## Aim
Copy each line with the word "ffffff" in it.

========================================

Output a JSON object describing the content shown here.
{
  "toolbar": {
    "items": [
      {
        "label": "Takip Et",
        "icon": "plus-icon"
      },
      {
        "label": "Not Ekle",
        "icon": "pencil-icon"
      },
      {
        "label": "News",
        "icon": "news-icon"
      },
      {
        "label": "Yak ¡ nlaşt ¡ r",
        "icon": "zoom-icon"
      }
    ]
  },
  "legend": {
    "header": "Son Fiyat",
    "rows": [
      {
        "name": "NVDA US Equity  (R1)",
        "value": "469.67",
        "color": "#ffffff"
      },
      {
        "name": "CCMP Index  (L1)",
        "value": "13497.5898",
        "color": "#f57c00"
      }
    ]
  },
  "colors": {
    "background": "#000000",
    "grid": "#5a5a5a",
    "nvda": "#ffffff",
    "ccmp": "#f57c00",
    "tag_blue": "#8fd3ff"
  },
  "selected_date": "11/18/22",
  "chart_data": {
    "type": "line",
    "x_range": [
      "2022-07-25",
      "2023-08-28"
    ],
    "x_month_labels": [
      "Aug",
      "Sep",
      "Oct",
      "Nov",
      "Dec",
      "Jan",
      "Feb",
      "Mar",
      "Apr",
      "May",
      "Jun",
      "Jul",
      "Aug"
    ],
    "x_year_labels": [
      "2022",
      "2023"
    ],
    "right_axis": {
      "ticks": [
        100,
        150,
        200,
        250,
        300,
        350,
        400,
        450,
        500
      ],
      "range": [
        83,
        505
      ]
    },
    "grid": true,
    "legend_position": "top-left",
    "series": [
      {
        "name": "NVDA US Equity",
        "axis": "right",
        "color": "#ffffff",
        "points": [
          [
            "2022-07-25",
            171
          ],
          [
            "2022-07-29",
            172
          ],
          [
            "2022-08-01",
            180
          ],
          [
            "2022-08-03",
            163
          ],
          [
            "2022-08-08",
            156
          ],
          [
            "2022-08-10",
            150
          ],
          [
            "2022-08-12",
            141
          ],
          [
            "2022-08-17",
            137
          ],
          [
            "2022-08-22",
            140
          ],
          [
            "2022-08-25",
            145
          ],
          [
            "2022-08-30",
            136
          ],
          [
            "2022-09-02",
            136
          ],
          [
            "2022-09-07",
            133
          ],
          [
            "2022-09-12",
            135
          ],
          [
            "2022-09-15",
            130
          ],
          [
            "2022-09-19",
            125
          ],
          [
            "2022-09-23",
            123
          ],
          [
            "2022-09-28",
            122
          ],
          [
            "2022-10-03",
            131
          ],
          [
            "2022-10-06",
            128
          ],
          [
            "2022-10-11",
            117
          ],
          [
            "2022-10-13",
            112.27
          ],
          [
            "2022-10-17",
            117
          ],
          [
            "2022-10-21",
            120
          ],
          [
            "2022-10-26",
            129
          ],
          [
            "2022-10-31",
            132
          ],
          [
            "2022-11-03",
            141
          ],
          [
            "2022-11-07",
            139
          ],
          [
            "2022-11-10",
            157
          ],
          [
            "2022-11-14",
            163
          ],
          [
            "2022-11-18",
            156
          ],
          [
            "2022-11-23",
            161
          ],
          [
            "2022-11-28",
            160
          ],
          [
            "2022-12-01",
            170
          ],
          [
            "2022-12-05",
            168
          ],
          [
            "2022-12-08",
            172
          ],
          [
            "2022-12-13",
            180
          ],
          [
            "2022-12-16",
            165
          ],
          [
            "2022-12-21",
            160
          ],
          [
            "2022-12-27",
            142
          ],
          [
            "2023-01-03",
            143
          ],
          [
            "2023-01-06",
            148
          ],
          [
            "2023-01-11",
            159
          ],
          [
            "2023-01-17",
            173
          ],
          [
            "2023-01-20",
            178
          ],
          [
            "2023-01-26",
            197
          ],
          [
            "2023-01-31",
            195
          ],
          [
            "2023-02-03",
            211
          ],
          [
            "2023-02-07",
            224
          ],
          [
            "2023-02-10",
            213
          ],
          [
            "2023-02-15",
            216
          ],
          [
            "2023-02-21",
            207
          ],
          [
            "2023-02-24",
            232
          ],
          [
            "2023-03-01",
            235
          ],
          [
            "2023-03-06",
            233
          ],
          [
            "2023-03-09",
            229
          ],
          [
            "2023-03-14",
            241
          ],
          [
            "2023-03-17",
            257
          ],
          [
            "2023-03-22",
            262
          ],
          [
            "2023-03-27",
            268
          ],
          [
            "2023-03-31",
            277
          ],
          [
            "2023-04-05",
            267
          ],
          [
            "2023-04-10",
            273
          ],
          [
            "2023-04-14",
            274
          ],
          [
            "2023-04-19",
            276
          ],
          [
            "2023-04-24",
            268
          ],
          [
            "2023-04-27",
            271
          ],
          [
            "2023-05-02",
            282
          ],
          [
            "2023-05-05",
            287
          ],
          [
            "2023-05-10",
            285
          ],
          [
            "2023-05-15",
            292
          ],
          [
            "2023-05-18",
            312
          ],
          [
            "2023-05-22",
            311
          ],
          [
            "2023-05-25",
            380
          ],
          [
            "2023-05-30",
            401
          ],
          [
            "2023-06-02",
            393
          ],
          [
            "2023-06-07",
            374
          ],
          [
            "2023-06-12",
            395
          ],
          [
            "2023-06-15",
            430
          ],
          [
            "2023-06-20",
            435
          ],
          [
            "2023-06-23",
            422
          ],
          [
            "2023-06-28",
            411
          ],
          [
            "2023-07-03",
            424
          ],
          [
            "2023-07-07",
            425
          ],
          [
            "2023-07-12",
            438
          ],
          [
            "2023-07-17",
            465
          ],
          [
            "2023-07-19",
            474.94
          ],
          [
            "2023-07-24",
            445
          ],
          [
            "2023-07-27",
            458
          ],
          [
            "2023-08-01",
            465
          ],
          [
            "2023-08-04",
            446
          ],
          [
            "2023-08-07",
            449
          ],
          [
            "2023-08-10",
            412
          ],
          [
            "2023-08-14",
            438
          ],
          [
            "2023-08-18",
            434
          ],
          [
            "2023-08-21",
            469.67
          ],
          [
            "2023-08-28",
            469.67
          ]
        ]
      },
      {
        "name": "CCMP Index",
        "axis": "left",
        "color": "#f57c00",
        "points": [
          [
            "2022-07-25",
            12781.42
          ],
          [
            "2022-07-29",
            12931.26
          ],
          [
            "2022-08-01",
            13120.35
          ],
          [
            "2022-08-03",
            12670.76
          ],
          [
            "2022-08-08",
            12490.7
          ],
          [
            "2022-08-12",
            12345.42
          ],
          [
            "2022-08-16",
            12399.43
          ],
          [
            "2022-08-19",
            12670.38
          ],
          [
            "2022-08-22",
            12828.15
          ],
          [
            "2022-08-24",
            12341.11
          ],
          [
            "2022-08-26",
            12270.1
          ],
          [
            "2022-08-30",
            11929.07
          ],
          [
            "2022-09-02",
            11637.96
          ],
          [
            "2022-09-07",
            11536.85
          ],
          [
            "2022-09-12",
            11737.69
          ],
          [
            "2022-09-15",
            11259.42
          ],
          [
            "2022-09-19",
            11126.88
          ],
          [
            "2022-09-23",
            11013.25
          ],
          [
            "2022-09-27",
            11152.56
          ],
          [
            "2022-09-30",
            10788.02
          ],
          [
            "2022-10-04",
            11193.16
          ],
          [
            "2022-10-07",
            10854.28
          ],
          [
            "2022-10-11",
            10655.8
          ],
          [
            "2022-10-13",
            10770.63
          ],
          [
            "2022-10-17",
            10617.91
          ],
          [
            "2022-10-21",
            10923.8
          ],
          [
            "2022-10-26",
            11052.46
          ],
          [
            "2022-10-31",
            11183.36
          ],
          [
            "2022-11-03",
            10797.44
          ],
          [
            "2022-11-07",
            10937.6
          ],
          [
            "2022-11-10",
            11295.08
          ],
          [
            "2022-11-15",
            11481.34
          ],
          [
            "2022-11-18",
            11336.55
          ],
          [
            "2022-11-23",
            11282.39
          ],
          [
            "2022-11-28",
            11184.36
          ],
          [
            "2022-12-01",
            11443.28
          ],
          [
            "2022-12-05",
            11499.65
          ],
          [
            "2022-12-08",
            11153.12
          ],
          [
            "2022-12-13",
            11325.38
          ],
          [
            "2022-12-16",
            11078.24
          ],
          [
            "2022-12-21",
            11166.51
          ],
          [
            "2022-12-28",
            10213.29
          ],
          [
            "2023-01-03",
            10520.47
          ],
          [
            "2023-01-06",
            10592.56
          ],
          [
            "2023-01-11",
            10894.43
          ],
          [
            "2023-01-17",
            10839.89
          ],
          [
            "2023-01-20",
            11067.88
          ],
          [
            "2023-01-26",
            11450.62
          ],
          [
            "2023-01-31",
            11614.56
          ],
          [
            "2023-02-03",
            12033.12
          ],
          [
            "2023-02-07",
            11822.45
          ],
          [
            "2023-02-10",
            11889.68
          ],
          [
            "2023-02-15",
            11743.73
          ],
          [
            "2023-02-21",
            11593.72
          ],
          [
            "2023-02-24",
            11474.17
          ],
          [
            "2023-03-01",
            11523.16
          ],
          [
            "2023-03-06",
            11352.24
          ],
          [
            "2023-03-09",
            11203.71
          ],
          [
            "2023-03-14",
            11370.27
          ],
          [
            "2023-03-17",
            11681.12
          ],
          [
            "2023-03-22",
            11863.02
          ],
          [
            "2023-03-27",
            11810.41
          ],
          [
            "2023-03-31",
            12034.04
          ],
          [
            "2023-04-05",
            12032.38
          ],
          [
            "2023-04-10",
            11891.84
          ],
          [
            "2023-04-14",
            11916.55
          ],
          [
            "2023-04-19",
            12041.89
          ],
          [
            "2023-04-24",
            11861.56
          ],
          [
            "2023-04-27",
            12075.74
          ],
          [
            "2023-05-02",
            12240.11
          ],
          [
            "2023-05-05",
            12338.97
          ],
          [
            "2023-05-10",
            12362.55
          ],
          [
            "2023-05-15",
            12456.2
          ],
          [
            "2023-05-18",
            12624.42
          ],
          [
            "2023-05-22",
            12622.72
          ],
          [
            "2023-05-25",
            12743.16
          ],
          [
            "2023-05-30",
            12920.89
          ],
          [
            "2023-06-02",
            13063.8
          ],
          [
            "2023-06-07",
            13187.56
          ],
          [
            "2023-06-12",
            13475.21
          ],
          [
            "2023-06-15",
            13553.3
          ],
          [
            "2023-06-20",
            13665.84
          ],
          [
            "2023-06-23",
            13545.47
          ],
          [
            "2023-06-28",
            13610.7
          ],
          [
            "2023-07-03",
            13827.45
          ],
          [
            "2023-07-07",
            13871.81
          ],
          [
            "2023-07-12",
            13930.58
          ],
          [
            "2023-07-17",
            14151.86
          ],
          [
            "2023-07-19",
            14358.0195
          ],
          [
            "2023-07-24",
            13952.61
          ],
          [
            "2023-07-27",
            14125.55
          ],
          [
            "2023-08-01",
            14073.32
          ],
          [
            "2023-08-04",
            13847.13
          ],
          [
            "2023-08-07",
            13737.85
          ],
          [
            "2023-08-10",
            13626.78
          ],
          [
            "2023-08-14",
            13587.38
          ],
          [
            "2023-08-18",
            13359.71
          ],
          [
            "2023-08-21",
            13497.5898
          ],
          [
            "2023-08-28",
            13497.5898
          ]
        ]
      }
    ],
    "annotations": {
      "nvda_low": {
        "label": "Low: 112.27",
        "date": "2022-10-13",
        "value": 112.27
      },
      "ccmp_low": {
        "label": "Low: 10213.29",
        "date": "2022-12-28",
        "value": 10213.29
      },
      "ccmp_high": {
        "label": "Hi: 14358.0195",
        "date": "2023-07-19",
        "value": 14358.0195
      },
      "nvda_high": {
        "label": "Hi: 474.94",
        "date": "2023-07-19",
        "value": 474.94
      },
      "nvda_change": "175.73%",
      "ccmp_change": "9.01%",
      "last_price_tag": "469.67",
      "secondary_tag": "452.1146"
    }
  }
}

========================================

## Response to this task
        "color": "#ffffff"
    "nvda": "#ffffff",
        "color": "#ffffff",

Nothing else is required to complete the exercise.